(Stored entries)
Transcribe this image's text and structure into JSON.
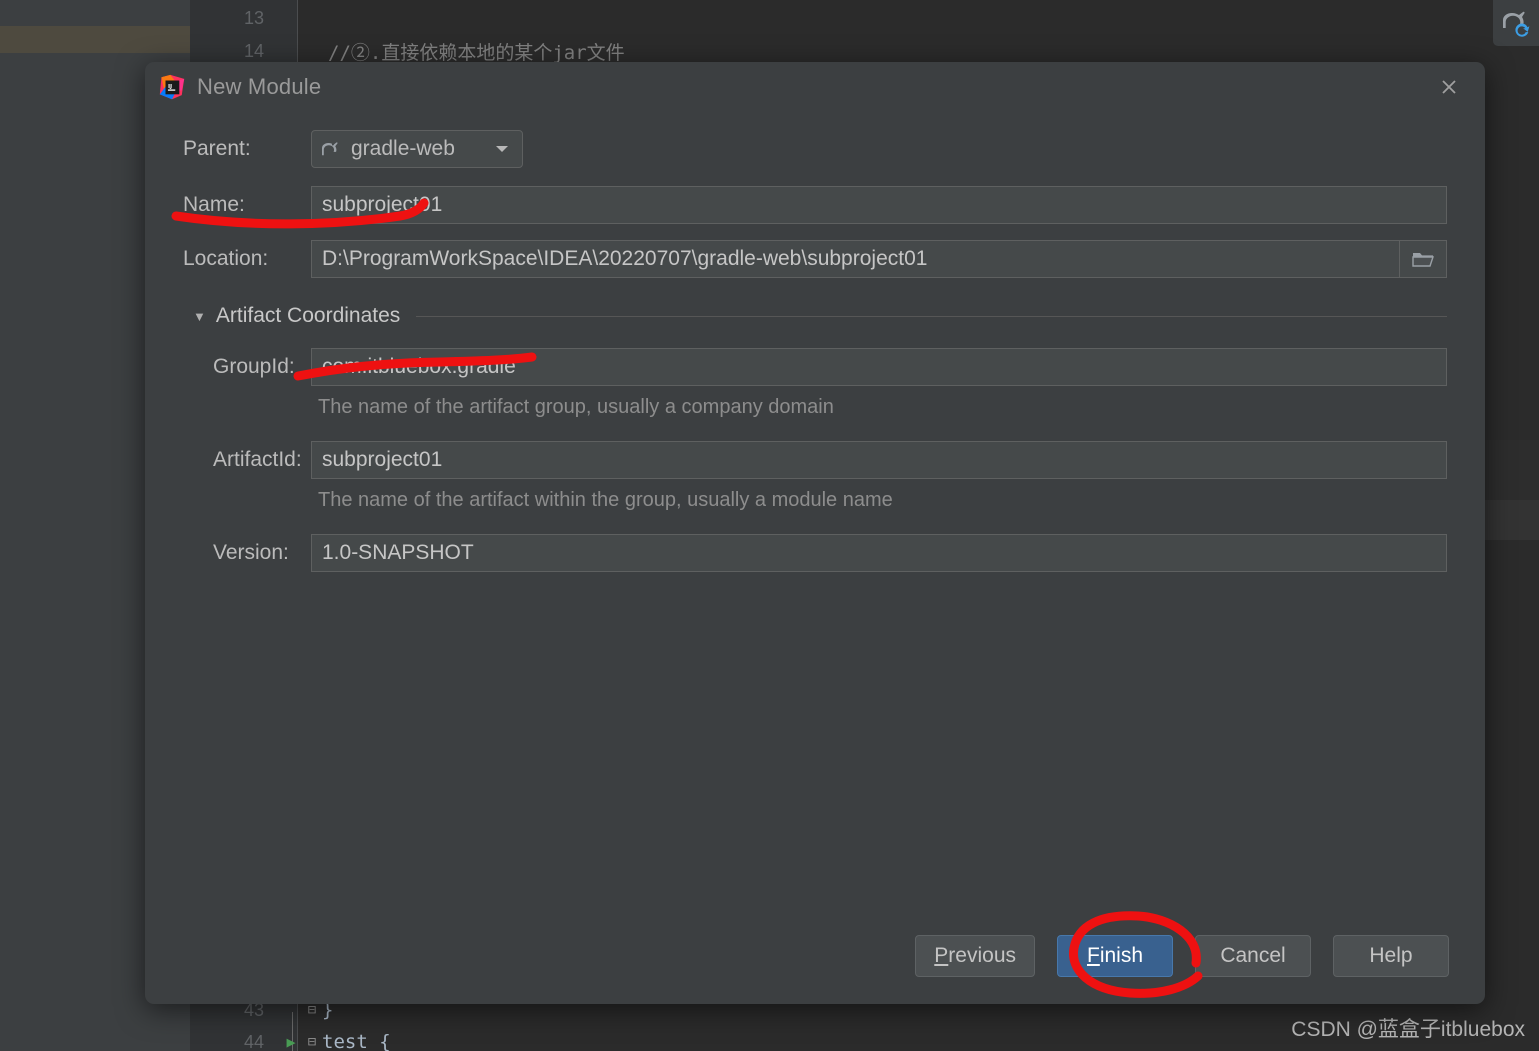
{
  "background": {
    "watermark": "CSDN @蓝盒子itbluebox",
    "gradle_sync_icon": "gradle-refresh-icon",
    "code_lines": [
      {
        "number": "13",
        "text": "",
        "type": "blank"
      },
      {
        "number": "14",
        "text": "//②.直接依赖本地的某个jar文件",
        "type": "comment"
      },
      {
        "number": "43",
        "text": "}",
        "type": "code"
      },
      {
        "number": "44",
        "text": "test {",
        "type": "code"
      }
    ]
  },
  "dialog": {
    "icon": "intellij-idea-icon",
    "title": "New Module",
    "close_icon": "close-icon",
    "parent": {
      "label": "Parent:",
      "icon": "gradle-elephant-icon",
      "value": "gradle-web",
      "chevron_icon": "chevron-down-icon"
    },
    "name": {
      "label": "Name:",
      "value": "subproject01"
    },
    "location": {
      "label": "Location:",
      "value": "D:\\ProgramWorkSpace\\IDEA\\20220707\\gradle-web\\subproject01",
      "browse_icon": "folder-icon"
    },
    "artifact_section": {
      "title": "Artifact Coordinates",
      "expanded": true,
      "triangle_icon": "triangle-down-icon",
      "group_id": {
        "label": "GroupId:",
        "value": "com.itbluebox.gradle",
        "hint": "The name of the artifact group, usually a company domain"
      },
      "artifact_id": {
        "label": "ArtifactId:",
        "value": "subproject01",
        "hint": "The name of the artifact within the group, usually a module name"
      },
      "version": {
        "label": "Version:",
        "value": "1.0-SNAPSHOT"
      }
    },
    "buttons": {
      "previous": {
        "label": "Previous",
        "mnemonic": "P"
      },
      "finish": {
        "label": "Finish",
        "mnemonic": "F",
        "primary": true
      },
      "cancel": {
        "label": "Cancel"
      },
      "help": {
        "label": "Help"
      }
    }
  },
  "annotations": {
    "color": "#ee1111",
    "items": [
      {
        "name": "underline-name-field",
        "shape": "stroke"
      },
      {
        "name": "underline-groupid-field",
        "shape": "stroke"
      },
      {
        "name": "circle-finish-button",
        "shape": "ellipse"
      }
    ]
  }
}
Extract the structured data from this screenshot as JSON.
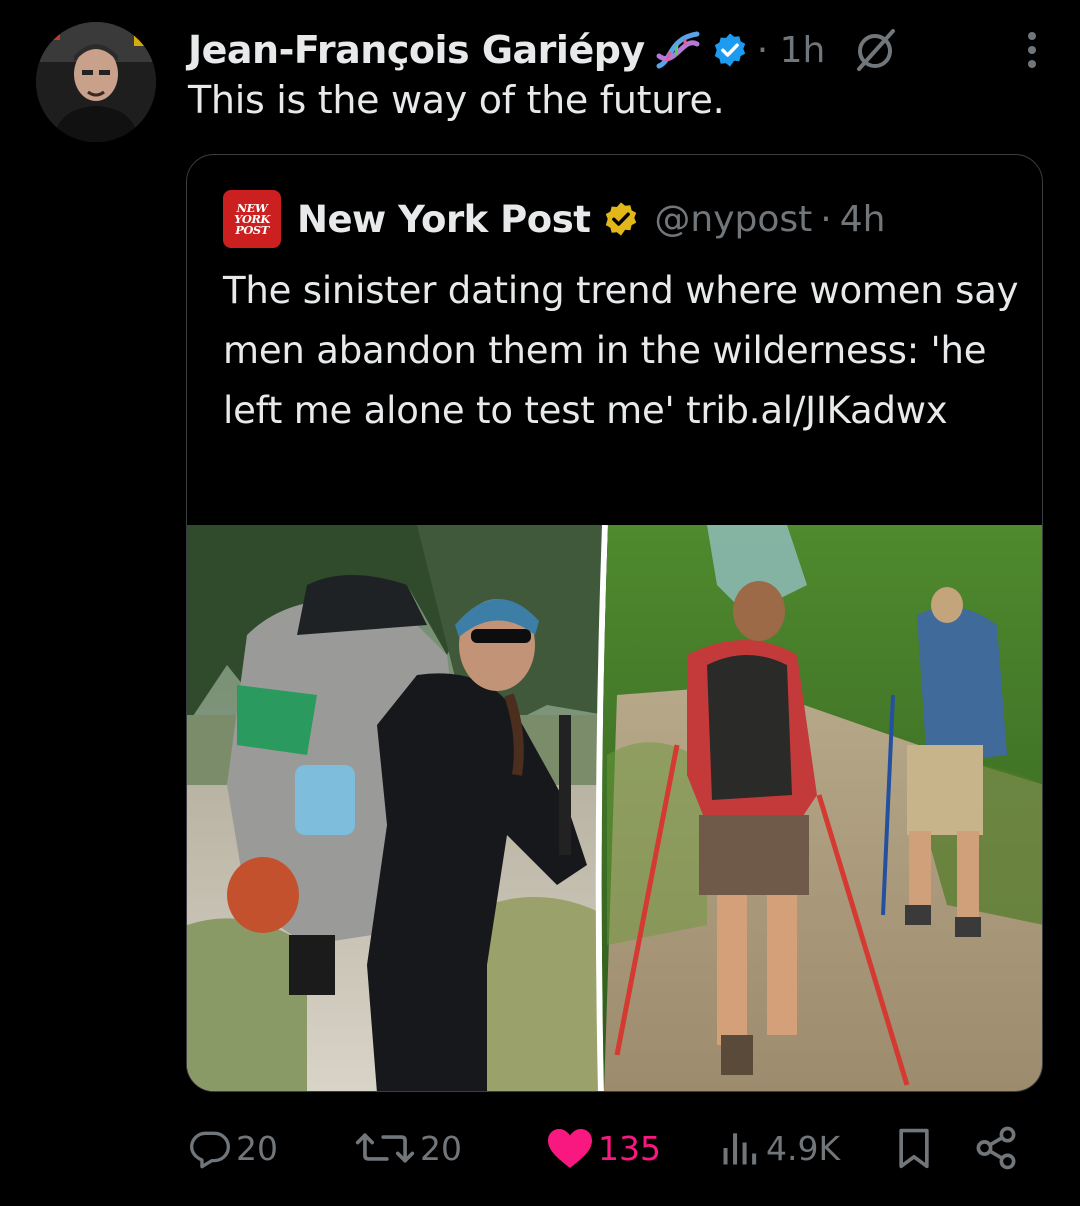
{
  "post": {
    "author_name": "Jean-François Gariépy",
    "time": "· 1h",
    "text": "This is the way of the future.",
    "icons": [
      "dna-emoji-icon",
      "verified-badge-icon",
      "grok-icon",
      "more-options-icon"
    ]
  },
  "quoted_post": {
    "logo_lines": [
      "NEW",
      "YORK",
      "POST"
    ],
    "name": "New York Post",
    "handle": "@nypost",
    "separator": "·",
    "time": "4h",
    "text": "The sinister dating trend where women say men abandon them in the wilderness: 'he left me alone to test me' trib.al/JIKadwx",
    "image": {
      "left": "woman hiking with large backpack and sunglasses",
      "right": "two hikers walking away on a forest trail"
    }
  },
  "actions": {
    "replies": "20",
    "reposts": "20",
    "likes": "135",
    "views": "4.9K"
  },
  "colors": {
    "background": "#000000",
    "text": "#e7e9ea",
    "muted": "#71767b",
    "verified_blue": "#1d9bf0",
    "verified_gold": "#e2b719",
    "like_pink": "#f91880",
    "nyp_red": "#cc1f1f"
  }
}
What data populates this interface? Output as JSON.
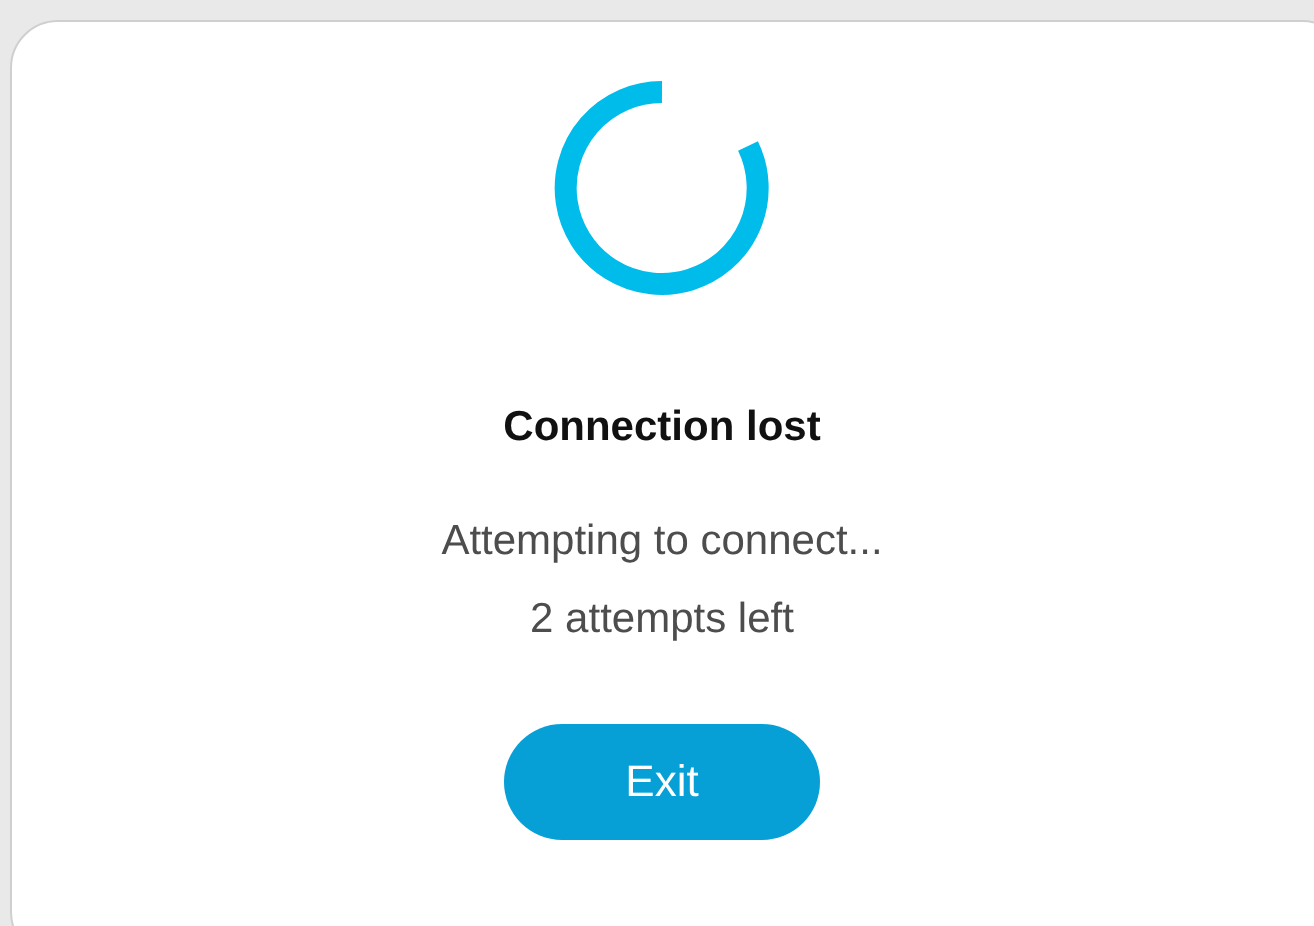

The request :: Filter the records above for "text" and copy every matching line.

Correct answer ::
Transcribe this image's text and structure into JSON.
        "text": "",
        "text": "//②.直接依赖本地的某个jar文件",
        "text": "}",
        "text": "test {",
    "text": "This is the way of the future.",
    "text": "The sinister dating trend where women say men abandon them in the wilderness: 'he left me alone to test me' trib.al/JIKadwx",
    "text": "#e7e9ea",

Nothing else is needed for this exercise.